Aim of the task: Wherever the string "unlimited" occurs in a line of these records, report that line.

[Dataset excerpts]
--- --- ---

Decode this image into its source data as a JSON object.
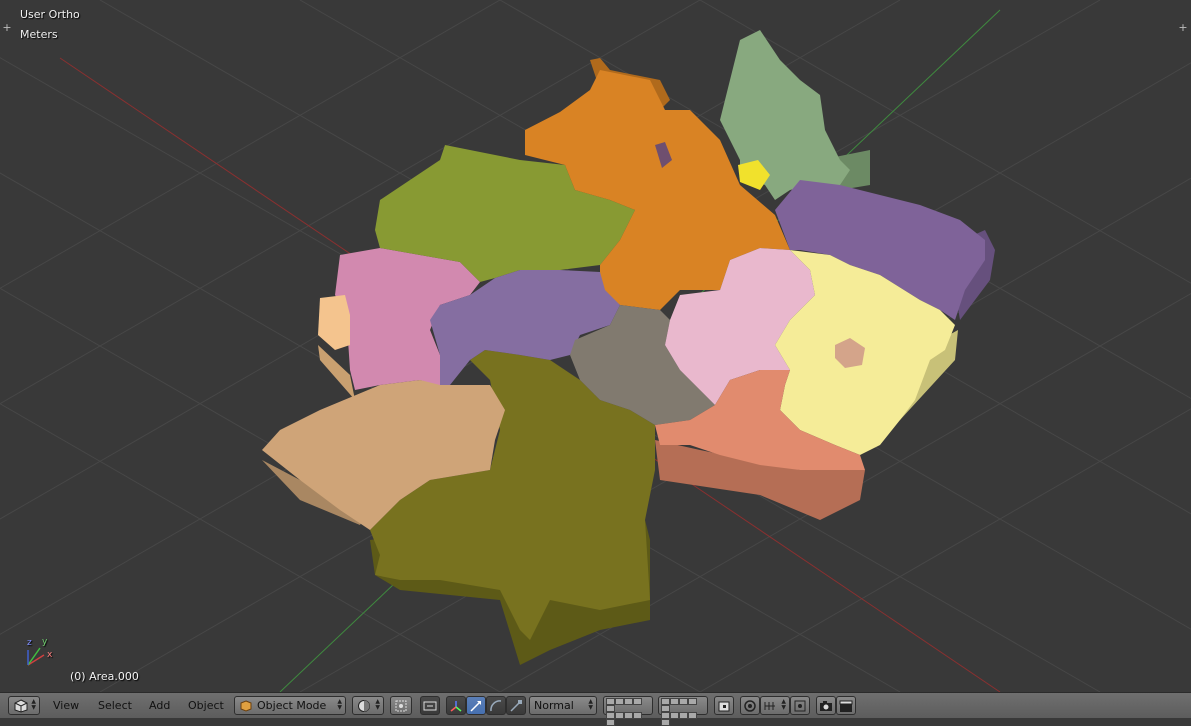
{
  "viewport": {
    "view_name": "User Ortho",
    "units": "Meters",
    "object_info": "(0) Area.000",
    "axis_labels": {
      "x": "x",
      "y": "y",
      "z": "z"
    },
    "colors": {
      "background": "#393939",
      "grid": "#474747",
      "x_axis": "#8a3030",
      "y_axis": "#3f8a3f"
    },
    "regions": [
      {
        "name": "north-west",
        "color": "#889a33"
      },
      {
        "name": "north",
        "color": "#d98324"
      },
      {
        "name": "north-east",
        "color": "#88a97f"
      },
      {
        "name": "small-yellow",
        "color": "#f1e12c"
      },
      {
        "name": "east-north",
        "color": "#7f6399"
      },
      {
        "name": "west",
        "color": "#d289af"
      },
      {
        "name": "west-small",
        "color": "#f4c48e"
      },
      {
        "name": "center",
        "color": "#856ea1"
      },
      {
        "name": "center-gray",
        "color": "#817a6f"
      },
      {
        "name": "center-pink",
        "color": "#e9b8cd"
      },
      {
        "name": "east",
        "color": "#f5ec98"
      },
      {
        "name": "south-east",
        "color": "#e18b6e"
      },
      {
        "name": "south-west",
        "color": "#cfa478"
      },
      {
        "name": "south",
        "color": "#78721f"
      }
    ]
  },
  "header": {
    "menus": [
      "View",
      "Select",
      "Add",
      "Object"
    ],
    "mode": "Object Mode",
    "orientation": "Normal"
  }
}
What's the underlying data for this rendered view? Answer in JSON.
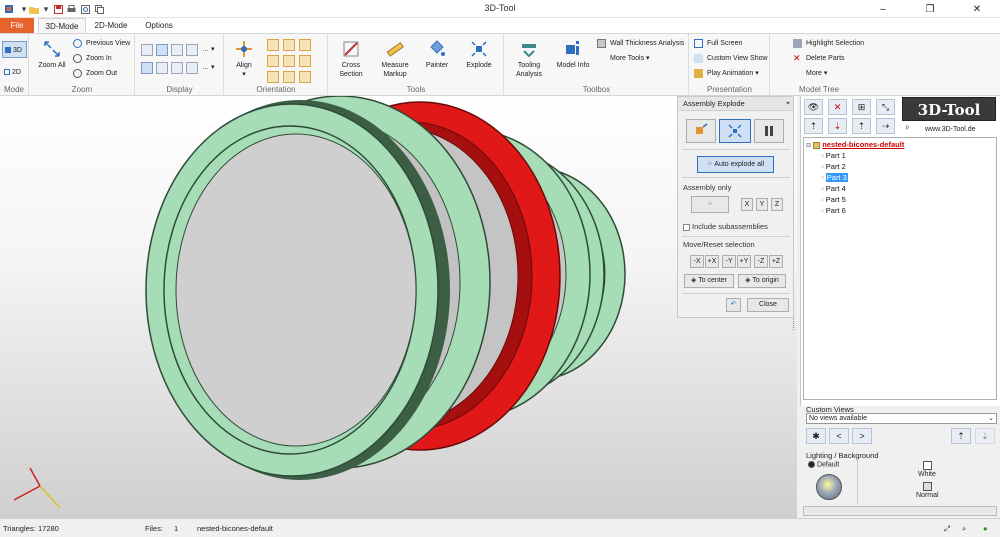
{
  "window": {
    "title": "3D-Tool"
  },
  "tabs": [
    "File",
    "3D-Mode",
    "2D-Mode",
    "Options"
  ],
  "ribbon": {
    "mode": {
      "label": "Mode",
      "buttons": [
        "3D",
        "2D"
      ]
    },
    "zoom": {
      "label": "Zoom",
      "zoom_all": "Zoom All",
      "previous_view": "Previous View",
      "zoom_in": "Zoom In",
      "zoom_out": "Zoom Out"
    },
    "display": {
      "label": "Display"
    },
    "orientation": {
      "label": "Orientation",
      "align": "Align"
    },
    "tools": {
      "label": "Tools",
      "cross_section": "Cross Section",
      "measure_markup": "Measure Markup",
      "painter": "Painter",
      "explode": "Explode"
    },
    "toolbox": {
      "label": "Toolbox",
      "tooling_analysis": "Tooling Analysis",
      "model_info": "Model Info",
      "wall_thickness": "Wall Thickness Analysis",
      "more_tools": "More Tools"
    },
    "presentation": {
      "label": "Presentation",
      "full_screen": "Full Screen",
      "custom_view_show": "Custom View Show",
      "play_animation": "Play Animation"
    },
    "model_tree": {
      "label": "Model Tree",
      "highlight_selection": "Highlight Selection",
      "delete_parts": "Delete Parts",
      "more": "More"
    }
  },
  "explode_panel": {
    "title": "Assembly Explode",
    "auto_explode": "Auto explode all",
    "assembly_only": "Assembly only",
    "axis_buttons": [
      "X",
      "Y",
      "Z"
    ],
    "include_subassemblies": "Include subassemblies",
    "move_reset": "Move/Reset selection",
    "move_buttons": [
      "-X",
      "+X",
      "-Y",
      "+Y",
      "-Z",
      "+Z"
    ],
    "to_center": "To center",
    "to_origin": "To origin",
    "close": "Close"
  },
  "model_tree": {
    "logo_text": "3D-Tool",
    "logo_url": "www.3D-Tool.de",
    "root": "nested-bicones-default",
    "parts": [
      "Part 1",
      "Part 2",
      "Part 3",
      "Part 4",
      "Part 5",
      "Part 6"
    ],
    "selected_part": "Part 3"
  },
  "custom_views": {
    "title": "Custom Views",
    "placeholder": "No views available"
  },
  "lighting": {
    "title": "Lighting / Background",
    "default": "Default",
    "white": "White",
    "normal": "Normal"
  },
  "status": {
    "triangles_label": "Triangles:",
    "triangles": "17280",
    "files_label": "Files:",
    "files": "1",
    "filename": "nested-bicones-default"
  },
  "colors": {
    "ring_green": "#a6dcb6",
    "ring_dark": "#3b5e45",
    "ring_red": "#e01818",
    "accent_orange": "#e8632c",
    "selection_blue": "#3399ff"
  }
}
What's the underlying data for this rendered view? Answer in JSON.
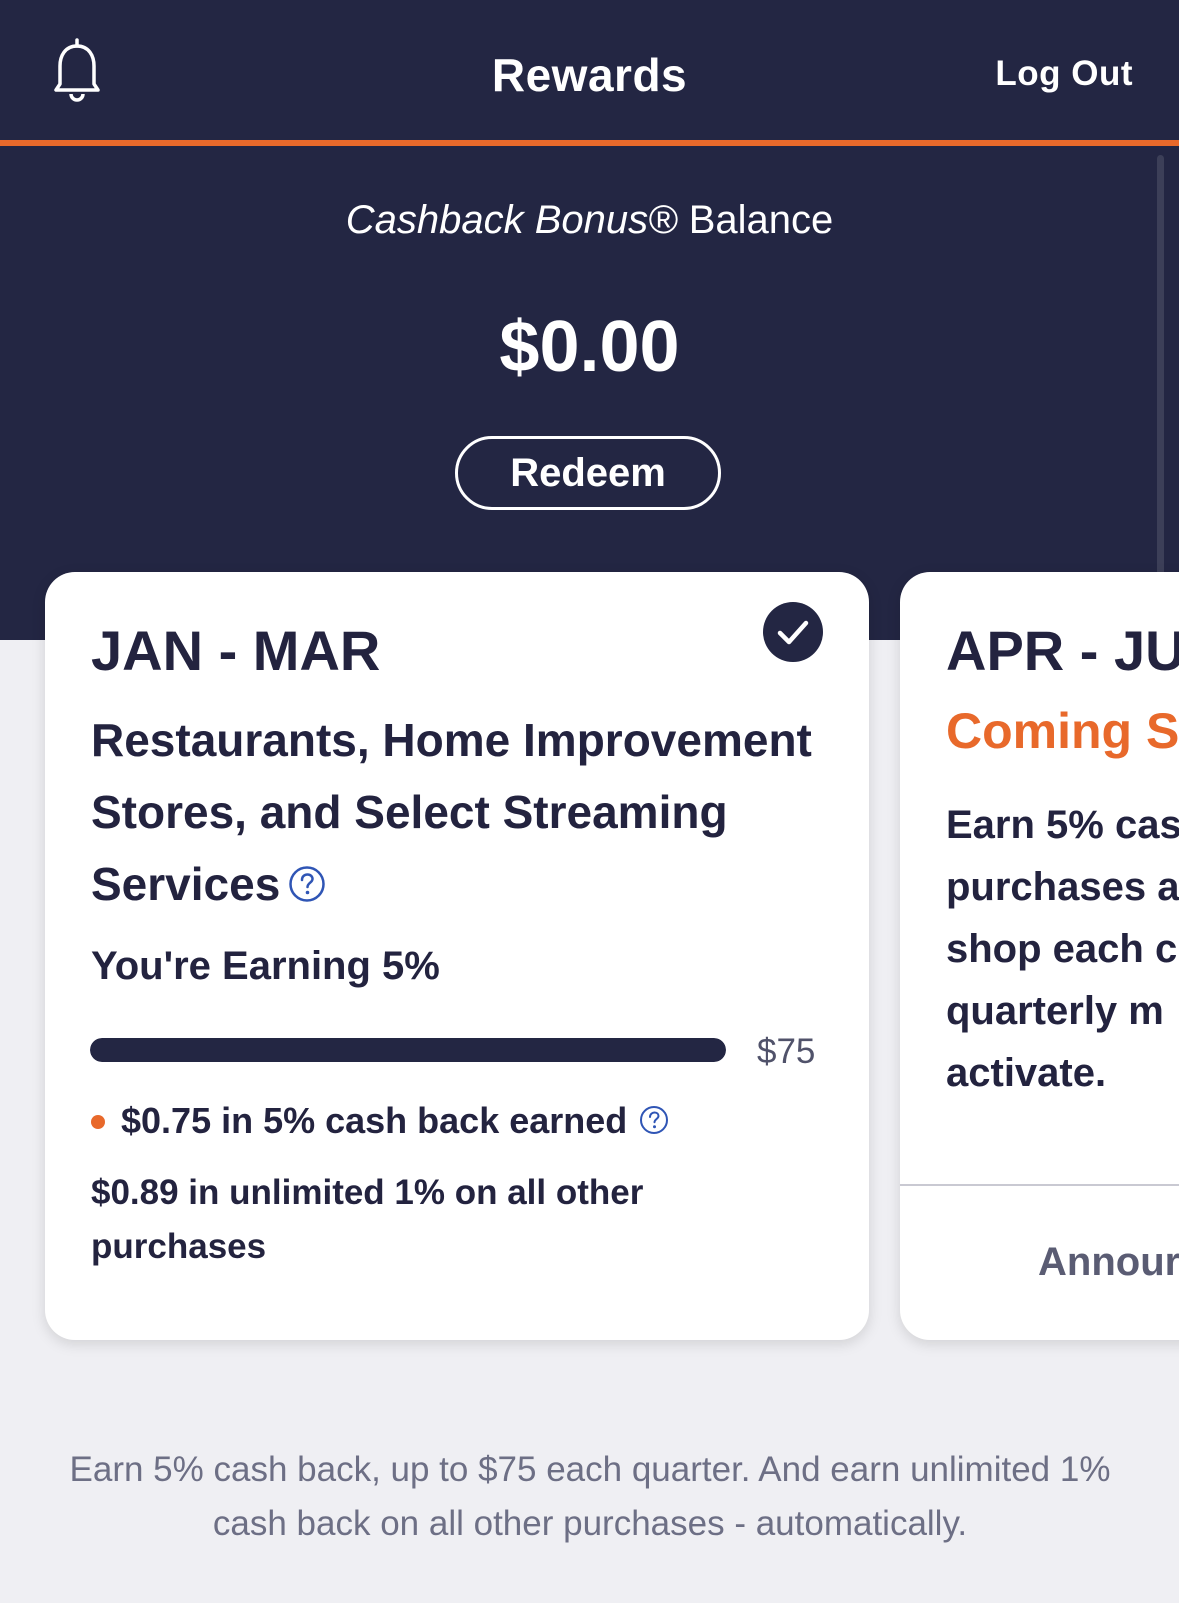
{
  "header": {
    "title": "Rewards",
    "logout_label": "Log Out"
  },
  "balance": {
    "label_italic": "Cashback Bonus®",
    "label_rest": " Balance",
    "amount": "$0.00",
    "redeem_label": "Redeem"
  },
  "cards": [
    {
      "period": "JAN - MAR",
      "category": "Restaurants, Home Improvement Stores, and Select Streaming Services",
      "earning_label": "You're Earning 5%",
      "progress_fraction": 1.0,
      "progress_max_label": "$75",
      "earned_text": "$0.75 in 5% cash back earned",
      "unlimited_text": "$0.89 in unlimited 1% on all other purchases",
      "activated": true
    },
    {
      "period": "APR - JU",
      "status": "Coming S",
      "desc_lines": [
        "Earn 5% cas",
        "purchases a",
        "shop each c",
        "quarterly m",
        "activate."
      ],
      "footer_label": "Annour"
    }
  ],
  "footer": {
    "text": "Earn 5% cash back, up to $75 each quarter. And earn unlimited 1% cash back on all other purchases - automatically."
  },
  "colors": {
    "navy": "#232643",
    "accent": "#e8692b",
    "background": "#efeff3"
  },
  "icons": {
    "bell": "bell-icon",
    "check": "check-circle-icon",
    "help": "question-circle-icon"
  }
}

--- --- ---

The response:
      "unlimited_text": "$0.89 in unlimited 1% on all other purchases",
    "text": "Earn 5% cash back, up to $75 each quarter. And earn unlimited 1% cash back on all other purchases - automatically."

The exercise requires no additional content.